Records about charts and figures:
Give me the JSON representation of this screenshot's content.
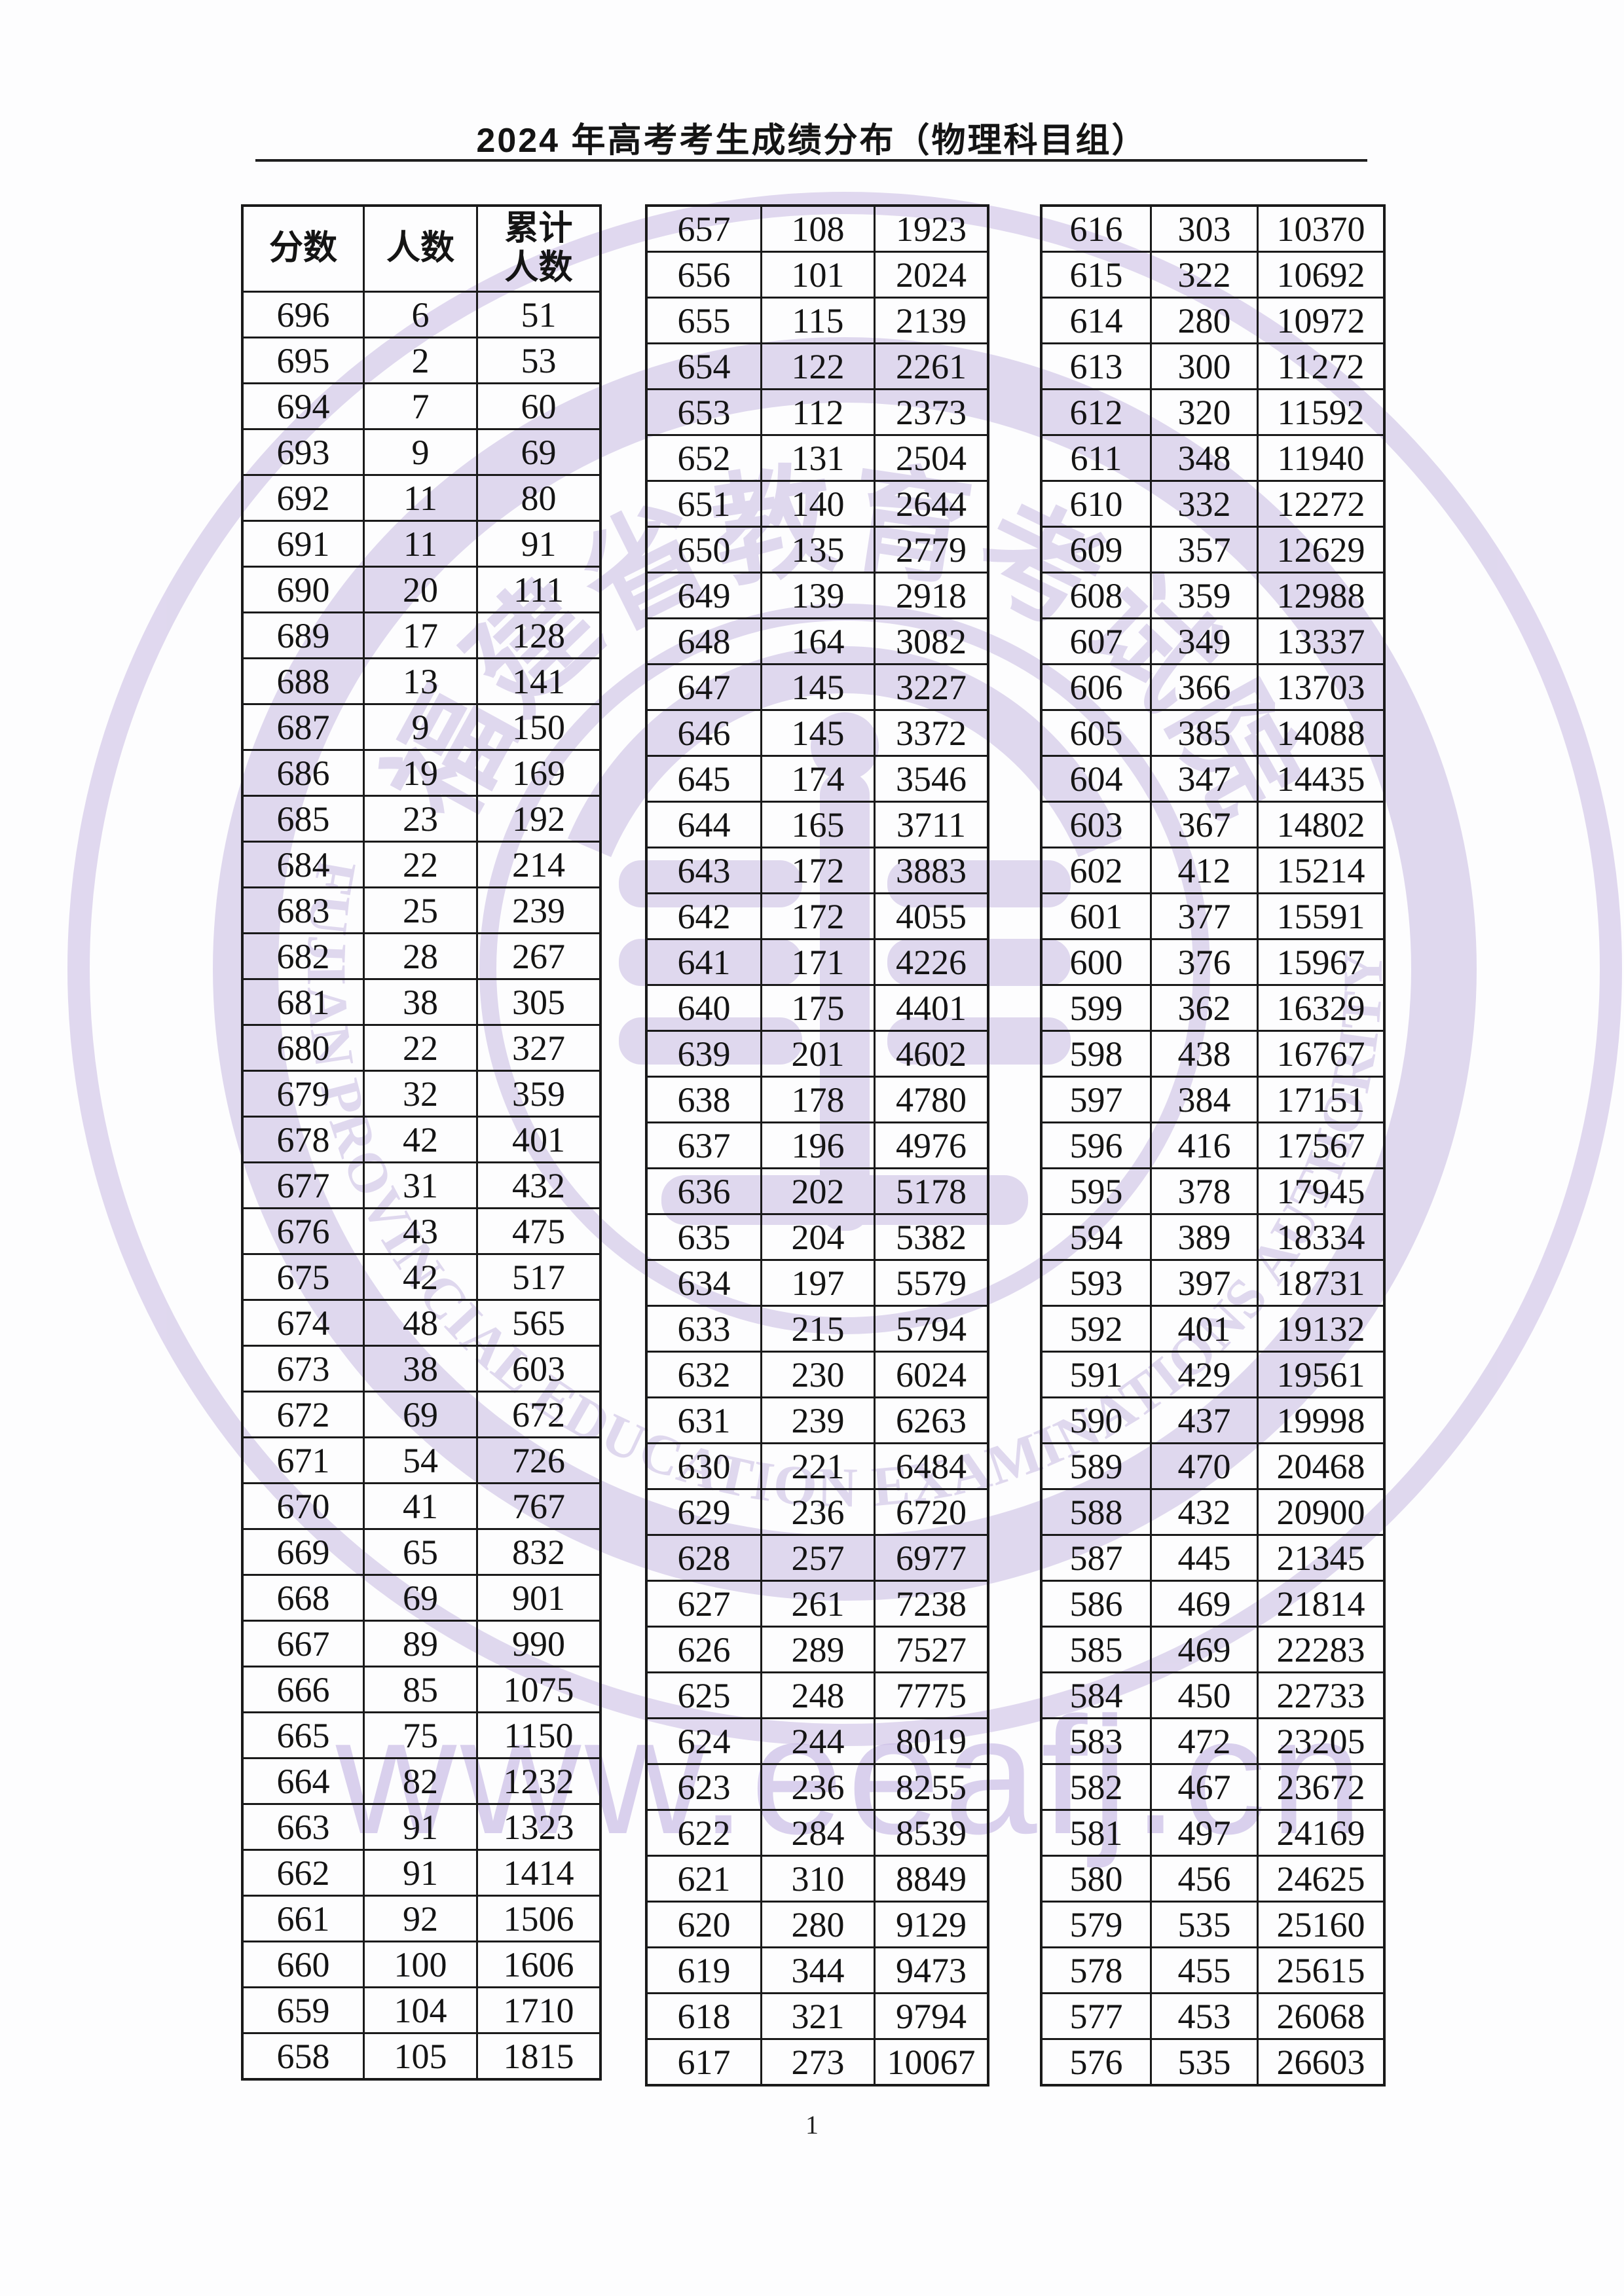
{
  "page": {
    "title": "2024 年高考考生成绩分布（物理科目组）",
    "page_number": "1"
  },
  "watermark": {
    "seal_cn": "福建省教育考试院",
    "seal_en": "FUJIAN PROVINCIAL EDUCATION EXAMINATIONS AUTHORITY",
    "url": "www.eeafj.cn",
    "color": "#c3b4e0"
  },
  "colors": {
    "table_border": "#1a1a1a",
    "text": "#141414",
    "watermark_lavender": "#c3b4e0"
  },
  "table_header": {
    "score": "分数",
    "count": "人数",
    "cumulative_line1": "累计",
    "cumulative_line2": "人数"
  },
  "tables": {
    "left": {
      "rows": [
        [
          696,
          6,
          51
        ],
        [
          695,
          2,
          53
        ],
        [
          694,
          7,
          60
        ],
        [
          693,
          9,
          69
        ],
        [
          692,
          11,
          80
        ],
        [
          691,
          11,
          91
        ],
        [
          690,
          20,
          111
        ],
        [
          689,
          17,
          128
        ],
        [
          688,
          13,
          141
        ],
        [
          687,
          9,
          150
        ],
        [
          686,
          19,
          169
        ],
        [
          685,
          23,
          192
        ],
        [
          684,
          22,
          214
        ],
        [
          683,
          25,
          239
        ],
        [
          682,
          28,
          267
        ],
        [
          681,
          38,
          305
        ],
        [
          680,
          22,
          327
        ],
        [
          679,
          32,
          359
        ],
        [
          678,
          42,
          401
        ],
        [
          677,
          31,
          432
        ],
        [
          676,
          43,
          475
        ],
        [
          675,
          42,
          517
        ],
        [
          674,
          48,
          565
        ],
        [
          673,
          38,
          603
        ],
        [
          672,
          69,
          672
        ],
        [
          671,
          54,
          726
        ],
        [
          670,
          41,
          767
        ],
        [
          669,
          65,
          832
        ],
        [
          668,
          69,
          901
        ],
        [
          667,
          89,
          990
        ],
        [
          666,
          85,
          1075
        ],
        [
          665,
          75,
          1150
        ],
        [
          664,
          82,
          1232
        ],
        [
          663,
          91,
          1323
        ],
        [
          662,
          91,
          1414
        ],
        [
          661,
          92,
          1506
        ],
        [
          660,
          100,
          1606
        ],
        [
          659,
          104,
          1710
        ],
        [
          658,
          105,
          1815
        ]
      ]
    },
    "middle": {
      "rows": [
        [
          657,
          108,
          1923
        ],
        [
          656,
          101,
          2024
        ],
        [
          655,
          115,
          2139
        ],
        [
          654,
          122,
          2261
        ],
        [
          653,
          112,
          2373
        ],
        [
          652,
          131,
          2504
        ],
        [
          651,
          140,
          2644
        ],
        [
          650,
          135,
          2779
        ],
        [
          649,
          139,
          2918
        ],
        [
          648,
          164,
          3082
        ],
        [
          647,
          145,
          3227
        ],
        [
          646,
          145,
          3372
        ],
        [
          645,
          174,
          3546
        ],
        [
          644,
          165,
          3711
        ],
        [
          643,
          172,
          3883
        ],
        [
          642,
          172,
          4055
        ],
        [
          641,
          171,
          4226
        ],
        [
          640,
          175,
          4401
        ],
        [
          639,
          201,
          4602
        ],
        [
          638,
          178,
          4780
        ],
        [
          637,
          196,
          4976
        ],
        [
          636,
          202,
          5178
        ],
        [
          635,
          204,
          5382
        ],
        [
          634,
          197,
          5579
        ],
        [
          633,
          215,
          5794
        ],
        [
          632,
          230,
          6024
        ],
        [
          631,
          239,
          6263
        ],
        [
          630,
          221,
          6484
        ],
        [
          629,
          236,
          6720
        ],
        [
          628,
          257,
          6977
        ],
        [
          627,
          261,
          7238
        ],
        [
          626,
          289,
          7527
        ],
        [
          625,
          248,
          7775
        ],
        [
          624,
          244,
          8019
        ],
        [
          623,
          236,
          8255
        ],
        [
          622,
          284,
          8539
        ],
        [
          621,
          310,
          8849
        ],
        [
          620,
          280,
          9129
        ],
        [
          619,
          344,
          9473
        ],
        [
          618,
          321,
          9794
        ],
        [
          617,
          273,
          10067
        ]
      ]
    },
    "right": {
      "rows": [
        [
          616,
          303,
          10370
        ],
        [
          615,
          322,
          10692
        ],
        [
          614,
          280,
          10972
        ],
        [
          613,
          300,
          11272
        ],
        [
          612,
          320,
          11592
        ],
        [
          611,
          348,
          11940
        ],
        [
          610,
          332,
          12272
        ],
        [
          609,
          357,
          12629
        ],
        [
          608,
          359,
          12988
        ],
        [
          607,
          349,
          13337
        ],
        [
          606,
          366,
          13703
        ],
        [
          605,
          385,
          14088
        ],
        [
          604,
          347,
          14435
        ],
        [
          603,
          367,
          14802
        ],
        [
          602,
          412,
          15214
        ],
        [
          601,
          377,
          15591
        ],
        [
          600,
          376,
          15967
        ],
        [
          599,
          362,
          16329
        ],
        [
          598,
          438,
          16767
        ],
        [
          597,
          384,
          17151
        ],
        [
          596,
          416,
          17567
        ],
        [
          595,
          378,
          17945
        ],
        [
          594,
          389,
          18334
        ],
        [
          593,
          397,
          18731
        ],
        [
          592,
          401,
          19132
        ],
        [
          591,
          429,
          19561
        ],
        [
          590,
          437,
          19998
        ],
        [
          589,
          470,
          20468
        ],
        [
          588,
          432,
          20900
        ],
        [
          587,
          445,
          21345
        ],
        [
          586,
          469,
          21814
        ],
        [
          585,
          469,
          22283
        ],
        [
          584,
          450,
          22733
        ],
        [
          583,
          472,
          23205
        ],
        [
          582,
          467,
          23672
        ],
        [
          581,
          497,
          24169
        ],
        [
          580,
          456,
          24625
        ],
        [
          579,
          535,
          25160
        ],
        [
          578,
          455,
          25615
        ],
        [
          577,
          453,
          26068
        ],
        [
          576,
          535,
          26603
        ]
      ]
    }
  }
}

Work instructions: The data above should be repeated exactly, minus any pictures.

Answer for the task:
Give me the JSON representation of this screenshot's content.
{
  "page": {
    "title": "2024 年高考考生成绩分布（物理科目组）",
    "page_number": "1"
  },
  "watermark": {
    "seal_cn": "福建省教育考试院",
    "seal_en": "FUJIAN PROVINCIAL EDUCATION EXAMINATIONS AUTHORITY",
    "url": "www.eeafj.cn",
    "color": "#c3b4e0"
  },
  "colors": {
    "table_border": "#1a1a1a",
    "text": "#141414",
    "watermark_lavender": "#c3b4e0"
  },
  "table_header": {
    "score": "分数",
    "count": "人数",
    "cumulative_line1": "累计",
    "cumulative_line2": "人数"
  },
  "tables": {
    "left": {
      "rows": [
        [
          696,
          6,
          51
        ],
        [
          695,
          2,
          53
        ],
        [
          694,
          7,
          60
        ],
        [
          693,
          9,
          69
        ],
        [
          692,
          11,
          80
        ],
        [
          691,
          11,
          91
        ],
        [
          690,
          20,
          111
        ],
        [
          689,
          17,
          128
        ],
        [
          688,
          13,
          141
        ],
        [
          687,
          9,
          150
        ],
        [
          686,
          19,
          169
        ],
        [
          685,
          23,
          192
        ],
        [
          684,
          22,
          214
        ],
        [
          683,
          25,
          239
        ],
        [
          682,
          28,
          267
        ],
        [
          681,
          38,
          305
        ],
        [
          680,
          22,
          327
        ],
        [
          679,
          32,
          359
        ],
        [
          678,
          42,
          401
        ],
        [
          677,
          31,
          432
        ],
        [
          676,
          43,
          475
        ],
        [
          675,
          42,
          517
        ],
        [
          674,
          48,
          565
        ],
        [
          673,
          38,
          603
        ],
        [
          672,
          69,
          672
        ],
        [
          671,
          54,
          726
        ],
        [
          670,
          41,
          767
        ],
        [
          669,
          65,
          832
        ],
        [
          668,
          69,
          901
        ],
        [
          667,
          89,
          990
        ],
        [
          666,
          85,
          1075
        ],
        [
          665,
          75,
          1150
        ],
        [
          664,
          82,
          1232
        ],
        [
          663,
          91,
          1323
        ],
        [
          662,
          91,
          1414
        ],
        [
          661,
          92,
          1506
        ],
        [
          660,
          100,
          1606
        ],
        [
          659,
          104,
          1710
        ],
        [
          658,
          105,
          1815
        ]
      ]
    },
    "middle": {
      "rows": [
        [
          657,
          108,
          1923
        ],
        [
          656,
          101,
          2024
        ],
        [
          655,
          115,
          2139
        ],
        [
          654,
          122,
          2261
        ],
        [
          653,
          112,
          2373
        ],
        [
          652,
          131,
          2504
        ],
        [
          651,
          140,
          2644
        ],
        [
          650,
          135,
          2779
        ],
        [
          649,
          139,
          2918
        ],
        [
          648,
          164,
          3082
        ],
        [
          647,
          145,
          3227
        ],
        [
          646,
          145,
          3372
        ],
        [
          645,
          174,
          3546
        ],
        [
          644,
          165,
          3711
        ],
        [
          643,
          172,
          3883
        ],
        [
          642,
          172,
          4055
        ],
        [
          641,
          171,
          4226
        ],
        [
          640,
          175,
          4401
        ],
        [
          639,
          201,
          4602
        ],
        [
          638,
          178,
          4780
        ],
        [
          637,
          196,
          4976
        ],
        [
          636,
          202,
          5178
        ],
        [
          635,
          204,
          5382
        ],
        [
          634,
          197,
          5579
        ],
        [
          633,
          215,
          5794
        ],
        [
          632,
          230,
          6024
        ],
        [
          631,
          239,
          6263
        ],
        [
          630,
          221,
          6484
        ],
        [
          629,
          236,
          6720
        ],
        [
          628,
          257,
          6977
        ],
        [
          627,
          261,
          7238
        ],
        [
          626,
          289,
          7527
        ],
        [
          625,
          248,
          7775
        ],
        [
          624,
          244,
          8019
        ],
        [
          623,
          236,
          8255
        ],
        [
          622,
          284,
          8539
        ],
        [
          621,
          310,
          8849
        ],
        [
          620,
          280,
          9129
        ],
        [
          619,
          344,
          9473
        ],
        [
          618,
          321,
          9794
        ],
        [
          617,
          273,
          10067
        ]
      ]
    },
    "right": {
      "rows": [
        [
          616,
          303,
          10370
        ],
        [
          615,
          322,
          10692
        ],
        [
          614,
          280,
          10972
        ],
        [
          613,
          300,
          11272
        ],
        [
          612,
          320,
          11592
        ],
        [
          611,
          348,
          11940
        ],
        [
          610,
          332,
          12272
        ],
        [
          609,
          357,
          12629
        ],
        [
          608,
          359,
          12988
        ],
        [
          607,
          349,
          13337
        ],
        [
          606,
          366,
          13703
        ],
        [
          605,
          385,
          14088
        ],
        [
          604,
          347,
          14435
        ],
        [
          603,
          367,
          14802
        ],
        [
          602,
          412,
          15214
        ],
        [
          601,
          377,
          15591
        ],
        [
          600,
          376,
          15967
        ],
        [
          599,
          362,
          16329
        ],
        [
          598,
          438,
          16767
        ],
        [
          597,
          384,
          17151
        ],
        [
          596,
          416,
          17567
        ],
        [
          595,
          378,
          17945
        ],
        [
          594,
          389,
          18334
        ],
        [
          593,
          397,
          18731
        ],
        [
          592,
          401,
          19132
        ],
        [
          591,
          429,
          19561
        ],
        [
          590,
          437,
          19998
        ],
        [
          589,
          470,
          20468
        ],
        [
          588,
          432,
          20900
        ],
        [
          587,
          445,
          21345
        ],
        [
          586,
          469,
          21814
        ],
        [
          585,
          469,
          22283
        ],
        [
          584,
          450,
          22733
        ],
        [
          583,
          472,
          23205
        ],
        [
          582,
          467,
          23672
        ],
        [
          581,
          497,
          24169
        ],
        [
          580,
          456,
          24625
        ],
        [
          579,
          535,
          25160
        ],
        [
          578,
          455,
          25615
        ],
        [
          577,
          453,
          26068
        ],
        [
          576,
          535,
          26603
        ]
      ]
    }
  }
}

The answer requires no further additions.